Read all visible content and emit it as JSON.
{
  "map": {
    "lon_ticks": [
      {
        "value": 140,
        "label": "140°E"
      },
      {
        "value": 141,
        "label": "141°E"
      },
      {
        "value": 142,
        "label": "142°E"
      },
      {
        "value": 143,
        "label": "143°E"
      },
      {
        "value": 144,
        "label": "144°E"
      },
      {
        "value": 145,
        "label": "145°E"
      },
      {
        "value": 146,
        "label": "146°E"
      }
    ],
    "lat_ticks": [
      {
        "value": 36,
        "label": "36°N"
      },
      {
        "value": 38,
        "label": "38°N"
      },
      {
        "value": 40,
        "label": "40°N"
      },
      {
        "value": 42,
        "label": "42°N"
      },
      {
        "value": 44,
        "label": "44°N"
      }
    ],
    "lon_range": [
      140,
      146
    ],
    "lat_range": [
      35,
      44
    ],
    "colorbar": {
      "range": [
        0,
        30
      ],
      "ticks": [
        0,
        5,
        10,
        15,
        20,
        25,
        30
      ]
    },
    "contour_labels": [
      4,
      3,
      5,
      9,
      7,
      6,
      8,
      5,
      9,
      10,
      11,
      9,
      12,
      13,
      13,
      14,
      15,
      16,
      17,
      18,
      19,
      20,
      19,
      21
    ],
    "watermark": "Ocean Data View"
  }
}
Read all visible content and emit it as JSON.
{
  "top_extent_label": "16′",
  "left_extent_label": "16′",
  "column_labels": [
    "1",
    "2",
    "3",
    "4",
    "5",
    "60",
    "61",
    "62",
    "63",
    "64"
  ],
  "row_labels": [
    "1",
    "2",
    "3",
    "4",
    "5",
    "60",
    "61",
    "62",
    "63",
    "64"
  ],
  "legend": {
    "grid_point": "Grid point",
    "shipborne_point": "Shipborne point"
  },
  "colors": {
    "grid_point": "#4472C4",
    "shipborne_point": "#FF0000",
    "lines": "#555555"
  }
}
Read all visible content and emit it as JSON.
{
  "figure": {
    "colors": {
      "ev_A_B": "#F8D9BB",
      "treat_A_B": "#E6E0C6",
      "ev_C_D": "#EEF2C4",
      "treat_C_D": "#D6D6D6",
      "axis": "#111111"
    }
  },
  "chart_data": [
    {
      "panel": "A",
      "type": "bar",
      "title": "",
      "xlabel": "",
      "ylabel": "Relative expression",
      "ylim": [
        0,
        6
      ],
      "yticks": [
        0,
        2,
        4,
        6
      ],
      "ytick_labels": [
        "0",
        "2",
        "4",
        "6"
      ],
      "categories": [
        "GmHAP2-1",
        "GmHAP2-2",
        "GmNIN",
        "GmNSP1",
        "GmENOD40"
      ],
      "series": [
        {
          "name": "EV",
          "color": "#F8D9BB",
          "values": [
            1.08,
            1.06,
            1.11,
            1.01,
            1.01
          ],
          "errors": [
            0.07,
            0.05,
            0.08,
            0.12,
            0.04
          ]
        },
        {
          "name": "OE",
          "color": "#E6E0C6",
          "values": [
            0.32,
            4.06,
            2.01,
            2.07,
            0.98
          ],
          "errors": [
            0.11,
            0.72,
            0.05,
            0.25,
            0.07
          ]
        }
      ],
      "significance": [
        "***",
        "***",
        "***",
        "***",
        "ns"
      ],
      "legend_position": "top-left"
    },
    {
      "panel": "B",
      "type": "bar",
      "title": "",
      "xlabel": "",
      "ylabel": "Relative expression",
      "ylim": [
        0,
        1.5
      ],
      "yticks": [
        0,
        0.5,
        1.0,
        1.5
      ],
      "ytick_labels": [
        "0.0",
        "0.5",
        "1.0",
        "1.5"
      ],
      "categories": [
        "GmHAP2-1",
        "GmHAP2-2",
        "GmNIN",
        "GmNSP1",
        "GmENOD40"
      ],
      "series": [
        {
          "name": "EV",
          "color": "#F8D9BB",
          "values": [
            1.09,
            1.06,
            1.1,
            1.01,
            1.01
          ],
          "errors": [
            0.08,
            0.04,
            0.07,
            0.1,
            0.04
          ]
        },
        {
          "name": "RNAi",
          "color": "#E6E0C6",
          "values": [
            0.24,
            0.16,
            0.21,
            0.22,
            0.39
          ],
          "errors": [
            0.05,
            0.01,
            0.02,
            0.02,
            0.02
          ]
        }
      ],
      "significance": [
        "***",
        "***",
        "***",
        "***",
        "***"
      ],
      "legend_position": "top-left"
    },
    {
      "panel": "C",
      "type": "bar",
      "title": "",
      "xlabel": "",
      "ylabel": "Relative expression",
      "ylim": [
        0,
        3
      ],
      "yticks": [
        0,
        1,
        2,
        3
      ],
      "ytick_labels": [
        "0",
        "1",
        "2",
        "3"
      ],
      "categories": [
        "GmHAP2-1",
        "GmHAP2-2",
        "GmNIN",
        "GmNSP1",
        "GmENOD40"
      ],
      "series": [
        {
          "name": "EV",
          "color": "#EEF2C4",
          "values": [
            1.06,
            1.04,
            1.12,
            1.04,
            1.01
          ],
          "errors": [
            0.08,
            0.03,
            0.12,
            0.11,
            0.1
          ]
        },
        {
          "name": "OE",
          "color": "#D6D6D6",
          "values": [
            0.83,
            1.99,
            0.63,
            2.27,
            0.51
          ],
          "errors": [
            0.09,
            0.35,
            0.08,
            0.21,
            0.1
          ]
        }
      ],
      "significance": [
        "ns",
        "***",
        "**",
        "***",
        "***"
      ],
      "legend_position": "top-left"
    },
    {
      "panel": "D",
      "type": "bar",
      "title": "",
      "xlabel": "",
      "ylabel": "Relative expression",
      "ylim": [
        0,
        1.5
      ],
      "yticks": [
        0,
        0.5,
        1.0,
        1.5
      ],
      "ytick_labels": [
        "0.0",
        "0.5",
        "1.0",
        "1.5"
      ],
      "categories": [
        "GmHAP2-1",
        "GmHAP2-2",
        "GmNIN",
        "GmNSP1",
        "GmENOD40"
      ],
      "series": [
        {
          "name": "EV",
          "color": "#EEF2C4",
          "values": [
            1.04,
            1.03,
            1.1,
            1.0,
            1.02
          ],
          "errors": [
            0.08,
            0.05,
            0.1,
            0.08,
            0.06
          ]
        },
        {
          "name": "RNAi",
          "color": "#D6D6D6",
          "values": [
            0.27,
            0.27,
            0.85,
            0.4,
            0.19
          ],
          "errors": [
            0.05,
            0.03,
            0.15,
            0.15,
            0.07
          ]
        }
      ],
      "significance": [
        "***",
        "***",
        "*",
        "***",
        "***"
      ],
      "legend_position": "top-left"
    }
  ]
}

◆ TASK OBJECTIVE
Write out every record shown above, word for word.

◆ RESULT OF THIS TASK
Read all visible content and emit it as JSON.
{
  "map": {
    "lon_ticks": [
      {
        "value": 140,
        "label": "140°E"
      },
      {
        "value": 141,
        "label": "141°E"
      },
      {
        "value": 142,
        "label": "142°E"
      },
      {
        "value": 143,
        "label": "143°E"
      },
      {
        "value": 144,
        "label": "144°E"
      },
      {
        "value": 145,
        "label": "145°E"
      },
      {
        "value": 146,
        "label": "146°E"
      }
    ],
    "lat_ticks": [
      {
        "value": 36,
        "label": "36°N"
      },
      {
        "value": 38,
        "label": "38°N"
      },
      {
        "value": 40,
        "label": "40°N"
      },
      {
        "value": 42,
        "label": "42°N"
      },
      {
        "value": 44,
        "label": "44°N"
      }
    ],
    "lon_range": [
      140,
      146
    ],
    "lat_range": [
      35,
      44
    ],
    "colorbar": {
      "range": [
        0,
        30
      ],
      "ticks": [
        0,
        5,
        10,
        15,
        20,
        25,
        30
      ]
    },
    "contour_labels": [
      4,
      3,
      5,
      9,
      7,
      6,
      8,
      5,
      9,
      10,
      11,
      9,
      12,
      13,
      13,
      14,
      15,
      16,
      17,
      18,
      19,
      20,
      19,
      21
    ],
    "watermark": "Ocean Data View"
  }
}
Read all visible content and emit it as JSON.
{
  "top_extent_label": "16′",
  "left_extent_label": "16′",
  "column_labels": [
    "1",
    "2",
    "3",
    "4",
    "5",
    "60",
    "61",
    "62",
    "63",
    "64"
  ],
  "row_labels": [
    "1",
    "2",
    "3",
    "4",
    "5",
    "60",
    "61",
    "62",
    "63",
    "64"
  ],
  "legend": {
    "grid_point": "Grid point",
    "shipborne_point": "Shipborne point"
  },
  "colors": {
    "grid_point": "#4472C4",
    "shipborne_point": "#FF0000",
    "lines": "#555555"
  }
}
Read all visible content and emit it as JSON.
{
  "figure": {
    "colors": {
      "ev_A_B": "#F8D9BB",
      "treat_A_B": "#E6E0C6",
      "ev_C_D": "#EEF2C4",
      "treat_C_D": "#D6D6D6",
      "axis": "#111111"
    }
  },
  "chart_data": [
    {
      "panel": "A",
      "type": "bar",
      "title": "",
      "xlabel": "",
      "ylabel": "Relative expression",
      "ylim": [
        0,
        6
      ],
      "yticks": [
        0,
        2,
        4,
        6
      ],
      "ytick_labels": [
        "0",
        "2",
        "4",
        "6"
      ],
      "categories": [
        "GmHAP2-1",
        "GmHAP2-2",
        "GmNIN",
        "GmNSP1",
        "GmENOD40"
      ],
      "series": [
        {
          "name": "EV",
          "color": "#F8D9BB",
          "values": [
            1.08,
            1.06,
            1.11,
            1.01,
            1.01
          ],
          "errors": [
            0.07,
            0.05,
            0.08,
            0.12,
            0.04
          ]
        },
        {
          "name": "OE",
          "color": "#E6E0C6",
          "values": [
            0.32,
            4.06,
            2.01,
            2.07,
            0.98
          ],
          "errors": [
            0.11,
            0.72,
            0.05,
            0.25,
            0.07
          ]
        }
      ],
      "significance": [
        "***",
        "***",
        "***",
        "***",
        "ns"
      ],
      "legend_position": "top-left"
    },
    {
      "panel": "B",
      "type": "bar",
      "title": "",
      "xlabel": "",
      "ylabel": "Relative expression",
      "ylim": [
        0,
        1.5
      ],
      "yticks": [
        0,
        0.5,
        1.0,
        1.5
      ],
      "ytick_labels": [
        "0.0",
        "0.5",
        "1.0",
        "1.5"
      ],
      "categories": [
        "GmHAP2-1",
        "GmHAP2-2",
        "GmNIN",
        "GmNSP1",
        "GmENOD40"
      ],
      "series": [
        {
          "name": "EV",
          "color": "#F8D9BB",
          "values": [
            1.09,
            1.06,
            1.1,
            1.01,
            1.01
          ],
          "errors": [
            0.08,
            0.04,
            0.07,
            0.1,
            0.04
          ]
        },
        {
          "name": "RNAi",
          "color": "#E6E0C6",
          "values": [
            0.24,
            0.16,
            0.21,
            0.22,
            0.39
          ],
          "errors": [
            0.05,
            0.01,
            0.02,
            0.02,
            0.02
          ]
        }
      ],
      "significance": [
        "***",
        "***",
        "***",
        "***",
        "***"
      ],
      "legend_position": "top-left"
    },
    {
      "panel": "C",
      "type": "bar",
      "title": "",
      "xlabel": "",
      "ylabel": "Relative expression",
      "ylim": [
        0,
        3
      ],
      "yticks": [
        0,
        1,
        2,
        3
      ],
      "ytick_labels": [
        "0",
        "1",
        "2",
        "3"
      ],
      "categories": [
        "GmHAP2-1",
        "GmHAP2-2",
        "GmNIN",
        "GmNSP1",
        "GmENOD40"
      ],
      "series": [
        {
          "name": "EV",
          "color": "#EEF2C4",
          "values": [
            1.06,
            1.04,
            1.12,
            1.04,
            1.01
          ],
          "errors": [
            0.08,
            0.03,
            0.12,
            0.11,
            0.1
          ]
        },
        {
          "name": "OE",
          "color": "#D6D6D6",
          "values": [
            0.83,
            1.99,
            0.63,
            2.27,
            0.51
          ],
          "errors": [
            0.09,
            0.35,
            0.08,
            0.21,
            0.1
          ]
        }
      ],
      "significance": [
        "ns",
        "***",
        "**",
        "***",
        "***"
      ],
      "legend_position": "top-left"
    },
    {
      "panel": "D",
      "type": "bar",
      "title": "",
      "xlabel": "",
      "ylabel": "Relative expression",
      "ylim": [
        0,
        1.5
      ],
      "yticks": [
        0,
        0.5,
        1.0,
        1.5
      ],
      "ytick_labels": [
        "0.0",
        "0.5",
        "1.0",
        "1.5"
      ],
      "categories": [
        "GmHAP2-1",
        "GmHAP2-2",
        "GmNIN",
        "GmNSP1",
        "GmENOD40"
      ],
      "series": [
        {
          "name": "EV",
          "color": "#EEF2C4",
          "values": [
            1.04,
            1.03,
            1.1,
            1.0,
            1.02
          ],
          "errors": [
            0.08,
            0.05,
            0.1,
            0.08,
            0.06
          ]
        },
        {
          "name": "RNAi",
          "color": "#D6D6D6",
          "values": [
            0.27,
            0.27,
            0.85,
            0.4,
            0.19
          ],
          "errors": [
            0.05,
            0.03,
            0.15,
            0.15,
            0.07
          ]
        }
      ],
      "significance": [
        "***",
        "***",
        "*",
        "***",
        "***"
      ],
      "legend_position": "top-left"
    }
  ]
}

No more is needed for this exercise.